╔══
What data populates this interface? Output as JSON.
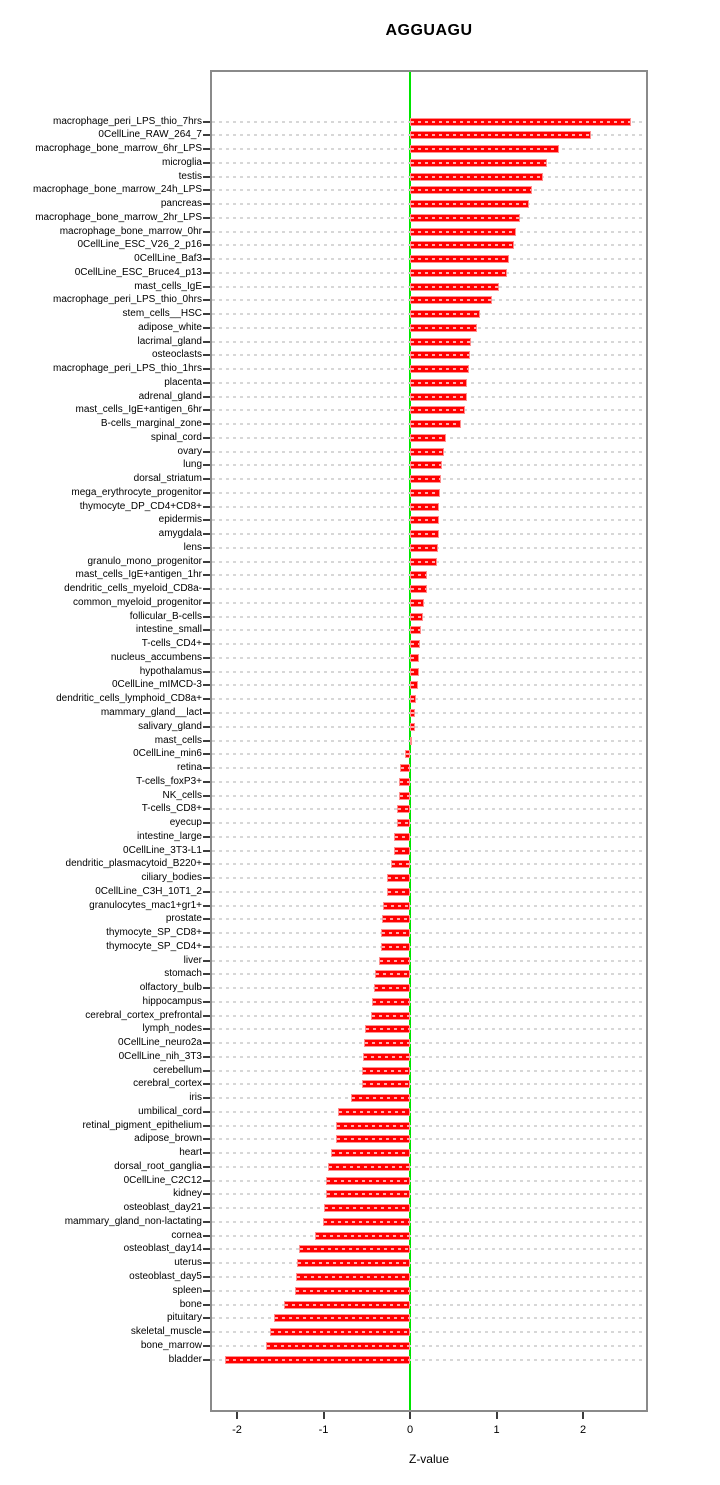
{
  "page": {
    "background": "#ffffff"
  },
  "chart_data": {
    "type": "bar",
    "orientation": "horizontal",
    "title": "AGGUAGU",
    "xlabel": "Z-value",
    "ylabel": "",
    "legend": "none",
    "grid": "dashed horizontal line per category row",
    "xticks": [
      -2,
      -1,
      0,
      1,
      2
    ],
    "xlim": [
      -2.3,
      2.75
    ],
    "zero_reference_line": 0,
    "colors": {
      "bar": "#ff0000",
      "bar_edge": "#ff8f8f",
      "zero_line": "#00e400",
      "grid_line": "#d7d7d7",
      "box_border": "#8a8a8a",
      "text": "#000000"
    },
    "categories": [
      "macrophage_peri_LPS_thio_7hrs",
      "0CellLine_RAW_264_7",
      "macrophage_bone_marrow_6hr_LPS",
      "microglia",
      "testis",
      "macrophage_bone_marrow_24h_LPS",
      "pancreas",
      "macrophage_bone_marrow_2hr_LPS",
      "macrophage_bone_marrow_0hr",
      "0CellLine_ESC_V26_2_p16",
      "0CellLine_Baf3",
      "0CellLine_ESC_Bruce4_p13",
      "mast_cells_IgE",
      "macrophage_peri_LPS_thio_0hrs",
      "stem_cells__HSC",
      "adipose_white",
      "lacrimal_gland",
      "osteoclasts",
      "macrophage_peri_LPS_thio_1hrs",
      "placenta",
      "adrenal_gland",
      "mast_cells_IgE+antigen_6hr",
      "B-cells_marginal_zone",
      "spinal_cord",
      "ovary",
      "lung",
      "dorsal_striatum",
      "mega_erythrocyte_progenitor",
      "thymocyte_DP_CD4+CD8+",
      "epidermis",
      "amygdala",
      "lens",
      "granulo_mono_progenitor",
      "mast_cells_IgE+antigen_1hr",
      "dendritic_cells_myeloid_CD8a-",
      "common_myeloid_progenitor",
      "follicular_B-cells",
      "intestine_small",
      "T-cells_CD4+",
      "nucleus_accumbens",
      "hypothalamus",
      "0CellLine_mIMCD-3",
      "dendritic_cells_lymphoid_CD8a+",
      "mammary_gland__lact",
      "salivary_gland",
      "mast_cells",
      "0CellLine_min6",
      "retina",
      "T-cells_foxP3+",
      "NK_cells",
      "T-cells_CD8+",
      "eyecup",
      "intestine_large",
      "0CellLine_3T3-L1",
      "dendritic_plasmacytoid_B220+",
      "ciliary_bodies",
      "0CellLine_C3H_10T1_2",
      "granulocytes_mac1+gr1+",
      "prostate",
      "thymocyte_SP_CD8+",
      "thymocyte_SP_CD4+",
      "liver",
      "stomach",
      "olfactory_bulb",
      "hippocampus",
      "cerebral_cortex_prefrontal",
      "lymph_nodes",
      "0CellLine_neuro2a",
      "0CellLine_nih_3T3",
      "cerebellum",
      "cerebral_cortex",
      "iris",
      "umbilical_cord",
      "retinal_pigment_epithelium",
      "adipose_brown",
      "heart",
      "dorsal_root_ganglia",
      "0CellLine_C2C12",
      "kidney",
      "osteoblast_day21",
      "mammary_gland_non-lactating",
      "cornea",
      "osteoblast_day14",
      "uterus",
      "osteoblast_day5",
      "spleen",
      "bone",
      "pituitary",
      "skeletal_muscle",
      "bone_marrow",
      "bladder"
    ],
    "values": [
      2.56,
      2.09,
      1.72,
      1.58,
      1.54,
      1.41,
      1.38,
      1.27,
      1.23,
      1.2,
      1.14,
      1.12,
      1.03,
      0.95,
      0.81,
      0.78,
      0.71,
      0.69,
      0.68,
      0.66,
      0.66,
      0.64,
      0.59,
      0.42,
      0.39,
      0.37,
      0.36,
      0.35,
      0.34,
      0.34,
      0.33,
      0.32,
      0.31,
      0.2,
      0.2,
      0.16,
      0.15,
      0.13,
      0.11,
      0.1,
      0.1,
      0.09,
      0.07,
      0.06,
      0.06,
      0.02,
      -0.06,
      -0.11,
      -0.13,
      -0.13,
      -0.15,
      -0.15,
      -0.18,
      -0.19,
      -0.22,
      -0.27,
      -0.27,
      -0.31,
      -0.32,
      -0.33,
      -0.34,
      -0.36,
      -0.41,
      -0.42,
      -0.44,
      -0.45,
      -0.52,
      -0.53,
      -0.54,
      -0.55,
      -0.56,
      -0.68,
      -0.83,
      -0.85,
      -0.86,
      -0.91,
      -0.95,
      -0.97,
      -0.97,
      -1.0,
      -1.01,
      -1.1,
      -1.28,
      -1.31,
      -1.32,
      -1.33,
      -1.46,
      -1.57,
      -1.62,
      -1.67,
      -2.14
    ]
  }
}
╚══
╔══
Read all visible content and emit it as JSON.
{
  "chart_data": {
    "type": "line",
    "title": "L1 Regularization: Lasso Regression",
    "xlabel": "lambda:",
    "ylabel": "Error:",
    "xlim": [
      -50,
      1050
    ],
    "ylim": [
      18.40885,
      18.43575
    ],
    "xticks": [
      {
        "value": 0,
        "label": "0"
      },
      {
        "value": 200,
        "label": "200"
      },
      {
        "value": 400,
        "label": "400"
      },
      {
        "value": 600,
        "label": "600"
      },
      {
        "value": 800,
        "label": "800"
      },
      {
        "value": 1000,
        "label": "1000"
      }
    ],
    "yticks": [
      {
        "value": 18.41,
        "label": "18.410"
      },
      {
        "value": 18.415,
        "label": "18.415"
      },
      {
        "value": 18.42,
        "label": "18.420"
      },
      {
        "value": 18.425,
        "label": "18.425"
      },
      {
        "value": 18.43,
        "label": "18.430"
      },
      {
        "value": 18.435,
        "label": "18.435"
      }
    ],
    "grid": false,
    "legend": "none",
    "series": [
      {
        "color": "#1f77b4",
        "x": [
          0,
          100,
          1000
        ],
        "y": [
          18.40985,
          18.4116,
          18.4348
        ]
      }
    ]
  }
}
╚══
╔══
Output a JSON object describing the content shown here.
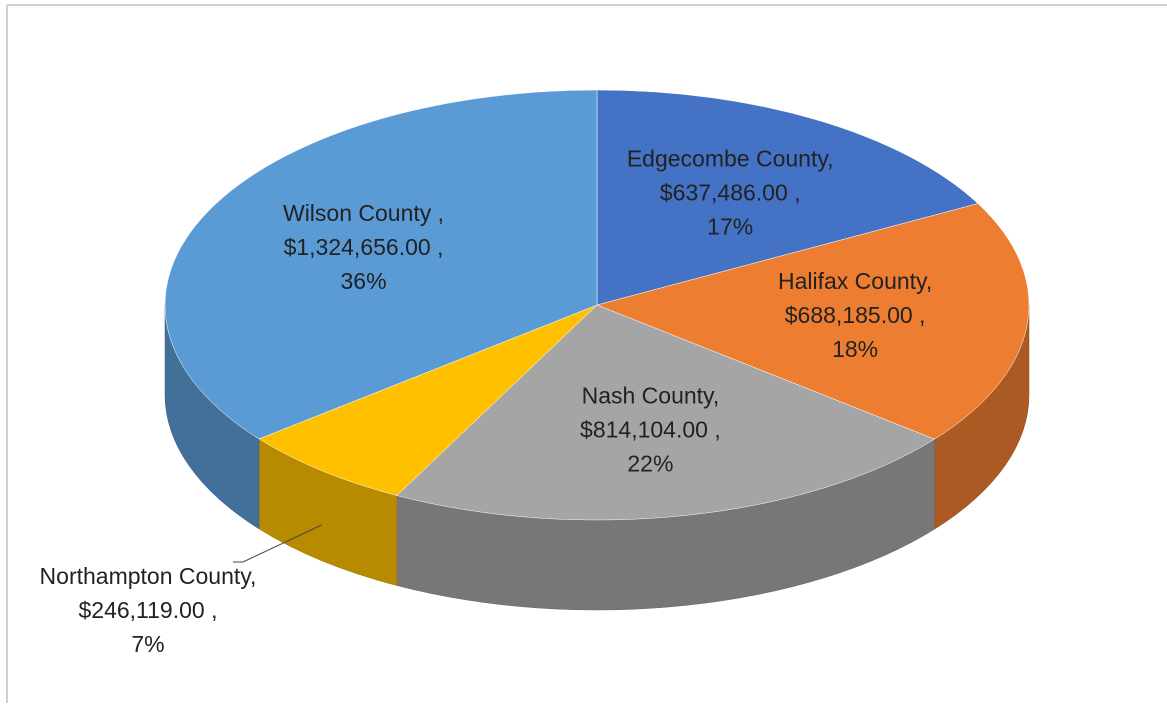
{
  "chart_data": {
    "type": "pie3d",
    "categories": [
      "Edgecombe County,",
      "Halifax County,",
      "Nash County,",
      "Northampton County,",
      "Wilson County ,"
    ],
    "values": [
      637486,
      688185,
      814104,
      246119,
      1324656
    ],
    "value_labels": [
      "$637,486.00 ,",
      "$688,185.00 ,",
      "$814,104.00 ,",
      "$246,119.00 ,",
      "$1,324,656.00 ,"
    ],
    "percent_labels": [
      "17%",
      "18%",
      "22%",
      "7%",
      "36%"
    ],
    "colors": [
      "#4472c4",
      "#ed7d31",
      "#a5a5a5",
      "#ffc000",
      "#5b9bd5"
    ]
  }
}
╚══
From the data above, pick out each line containing "County" and copy it.

      "Edgecombe County,",
      "Halifax County,",
      "Nash County,",
      "Northampton County,",
      "Wilson County ,"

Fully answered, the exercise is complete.